▸ TASK TO COMPLETE
Lines containing the string "Козлова" are to be counted; report the total by itself.

▸ DATASET RECORDS
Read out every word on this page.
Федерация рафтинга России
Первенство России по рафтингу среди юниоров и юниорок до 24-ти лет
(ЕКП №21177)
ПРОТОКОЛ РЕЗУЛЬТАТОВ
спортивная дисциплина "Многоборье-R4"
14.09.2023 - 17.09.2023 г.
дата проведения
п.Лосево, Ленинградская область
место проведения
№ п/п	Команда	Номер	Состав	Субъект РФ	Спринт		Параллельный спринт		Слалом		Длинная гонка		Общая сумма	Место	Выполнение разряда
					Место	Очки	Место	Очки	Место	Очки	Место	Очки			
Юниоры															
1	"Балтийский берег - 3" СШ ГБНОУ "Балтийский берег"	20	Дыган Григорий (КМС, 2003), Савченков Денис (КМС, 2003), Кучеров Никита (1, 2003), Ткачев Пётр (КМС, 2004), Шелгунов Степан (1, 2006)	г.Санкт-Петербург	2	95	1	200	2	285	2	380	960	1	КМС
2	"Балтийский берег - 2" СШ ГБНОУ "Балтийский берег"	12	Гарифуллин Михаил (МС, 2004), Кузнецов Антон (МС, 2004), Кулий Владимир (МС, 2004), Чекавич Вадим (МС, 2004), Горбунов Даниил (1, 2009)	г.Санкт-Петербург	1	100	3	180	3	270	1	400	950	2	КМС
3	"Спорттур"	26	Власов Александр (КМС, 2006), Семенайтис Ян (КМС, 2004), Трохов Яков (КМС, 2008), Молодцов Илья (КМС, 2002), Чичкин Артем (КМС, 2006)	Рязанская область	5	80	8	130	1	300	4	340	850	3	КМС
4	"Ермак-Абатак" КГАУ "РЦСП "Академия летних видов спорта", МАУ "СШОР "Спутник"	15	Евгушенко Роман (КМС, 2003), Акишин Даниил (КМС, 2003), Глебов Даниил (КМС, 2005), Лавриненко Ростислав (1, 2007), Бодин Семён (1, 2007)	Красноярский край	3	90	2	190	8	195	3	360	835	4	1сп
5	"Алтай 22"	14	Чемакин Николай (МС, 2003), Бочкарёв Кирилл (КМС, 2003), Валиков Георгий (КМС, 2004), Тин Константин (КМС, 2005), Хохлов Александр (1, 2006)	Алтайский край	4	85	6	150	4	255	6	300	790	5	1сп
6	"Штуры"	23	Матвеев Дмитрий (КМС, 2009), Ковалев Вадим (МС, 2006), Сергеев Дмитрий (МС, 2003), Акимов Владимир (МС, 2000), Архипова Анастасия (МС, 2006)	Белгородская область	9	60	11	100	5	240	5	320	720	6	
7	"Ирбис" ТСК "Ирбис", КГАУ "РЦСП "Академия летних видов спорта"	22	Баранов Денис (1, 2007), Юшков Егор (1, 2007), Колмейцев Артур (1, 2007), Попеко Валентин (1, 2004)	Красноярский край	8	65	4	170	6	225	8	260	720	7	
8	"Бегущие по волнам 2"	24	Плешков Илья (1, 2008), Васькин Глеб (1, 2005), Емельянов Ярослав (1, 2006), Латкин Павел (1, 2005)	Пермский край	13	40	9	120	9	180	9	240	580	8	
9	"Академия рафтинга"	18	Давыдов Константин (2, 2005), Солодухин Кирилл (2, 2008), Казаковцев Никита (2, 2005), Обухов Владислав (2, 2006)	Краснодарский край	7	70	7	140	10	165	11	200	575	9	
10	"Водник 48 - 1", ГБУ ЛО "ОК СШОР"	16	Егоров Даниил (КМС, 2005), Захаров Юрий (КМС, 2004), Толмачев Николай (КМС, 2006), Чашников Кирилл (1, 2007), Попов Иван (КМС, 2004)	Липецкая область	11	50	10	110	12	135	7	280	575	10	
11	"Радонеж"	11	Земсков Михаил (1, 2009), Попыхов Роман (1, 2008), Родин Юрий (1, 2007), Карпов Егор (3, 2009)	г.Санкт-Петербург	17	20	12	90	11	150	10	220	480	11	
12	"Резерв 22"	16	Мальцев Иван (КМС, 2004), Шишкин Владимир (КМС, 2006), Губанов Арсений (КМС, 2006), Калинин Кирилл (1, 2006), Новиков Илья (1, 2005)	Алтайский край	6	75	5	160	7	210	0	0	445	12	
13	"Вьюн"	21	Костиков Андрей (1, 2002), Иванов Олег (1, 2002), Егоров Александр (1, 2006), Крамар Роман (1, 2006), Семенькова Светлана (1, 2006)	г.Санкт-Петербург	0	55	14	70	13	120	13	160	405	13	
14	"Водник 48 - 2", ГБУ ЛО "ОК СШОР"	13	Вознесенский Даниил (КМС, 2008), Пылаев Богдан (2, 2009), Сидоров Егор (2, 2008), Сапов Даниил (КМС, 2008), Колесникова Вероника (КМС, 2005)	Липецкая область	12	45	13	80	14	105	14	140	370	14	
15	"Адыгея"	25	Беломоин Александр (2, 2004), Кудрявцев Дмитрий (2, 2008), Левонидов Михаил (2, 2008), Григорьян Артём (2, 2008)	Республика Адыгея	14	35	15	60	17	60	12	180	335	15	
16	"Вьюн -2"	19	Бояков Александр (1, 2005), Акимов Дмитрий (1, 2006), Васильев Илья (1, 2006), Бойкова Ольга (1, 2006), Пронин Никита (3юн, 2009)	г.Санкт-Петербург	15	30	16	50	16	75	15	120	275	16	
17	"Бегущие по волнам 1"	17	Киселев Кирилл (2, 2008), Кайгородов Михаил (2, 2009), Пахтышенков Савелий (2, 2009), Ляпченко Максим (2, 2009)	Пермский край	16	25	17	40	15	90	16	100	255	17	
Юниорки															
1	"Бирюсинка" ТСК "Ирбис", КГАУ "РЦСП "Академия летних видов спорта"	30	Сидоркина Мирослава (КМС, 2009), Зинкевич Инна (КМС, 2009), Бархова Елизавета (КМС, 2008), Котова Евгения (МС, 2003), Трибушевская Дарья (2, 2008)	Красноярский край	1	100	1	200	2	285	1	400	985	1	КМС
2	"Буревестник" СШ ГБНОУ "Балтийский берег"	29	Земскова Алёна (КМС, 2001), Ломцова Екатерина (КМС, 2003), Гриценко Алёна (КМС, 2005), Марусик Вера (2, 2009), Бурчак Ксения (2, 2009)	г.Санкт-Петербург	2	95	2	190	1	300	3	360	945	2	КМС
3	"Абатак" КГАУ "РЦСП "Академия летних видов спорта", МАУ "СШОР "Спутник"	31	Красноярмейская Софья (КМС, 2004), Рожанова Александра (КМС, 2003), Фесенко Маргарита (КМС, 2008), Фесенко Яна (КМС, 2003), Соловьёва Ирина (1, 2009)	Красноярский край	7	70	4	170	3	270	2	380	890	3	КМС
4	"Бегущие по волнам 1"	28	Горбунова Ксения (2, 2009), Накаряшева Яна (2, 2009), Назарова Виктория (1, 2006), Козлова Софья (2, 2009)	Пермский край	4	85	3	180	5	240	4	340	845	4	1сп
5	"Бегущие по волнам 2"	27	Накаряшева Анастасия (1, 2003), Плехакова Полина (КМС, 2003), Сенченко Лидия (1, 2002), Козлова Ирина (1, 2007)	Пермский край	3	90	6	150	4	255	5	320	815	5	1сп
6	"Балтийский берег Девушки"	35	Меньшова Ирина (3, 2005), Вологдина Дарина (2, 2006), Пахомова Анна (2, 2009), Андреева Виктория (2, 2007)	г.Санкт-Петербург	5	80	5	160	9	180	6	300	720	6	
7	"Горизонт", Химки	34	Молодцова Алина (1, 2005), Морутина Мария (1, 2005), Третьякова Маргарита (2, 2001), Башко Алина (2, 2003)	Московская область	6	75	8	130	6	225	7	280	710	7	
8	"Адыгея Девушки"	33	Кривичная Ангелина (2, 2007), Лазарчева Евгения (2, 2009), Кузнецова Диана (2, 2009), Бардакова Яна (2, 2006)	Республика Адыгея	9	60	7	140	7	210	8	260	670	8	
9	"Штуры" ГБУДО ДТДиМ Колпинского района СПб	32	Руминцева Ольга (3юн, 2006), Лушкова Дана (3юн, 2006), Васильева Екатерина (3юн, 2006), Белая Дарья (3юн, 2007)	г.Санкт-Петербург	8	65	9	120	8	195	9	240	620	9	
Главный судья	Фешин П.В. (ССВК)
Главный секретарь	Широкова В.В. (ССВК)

▸ OUTPUT FOR THIS TASK
2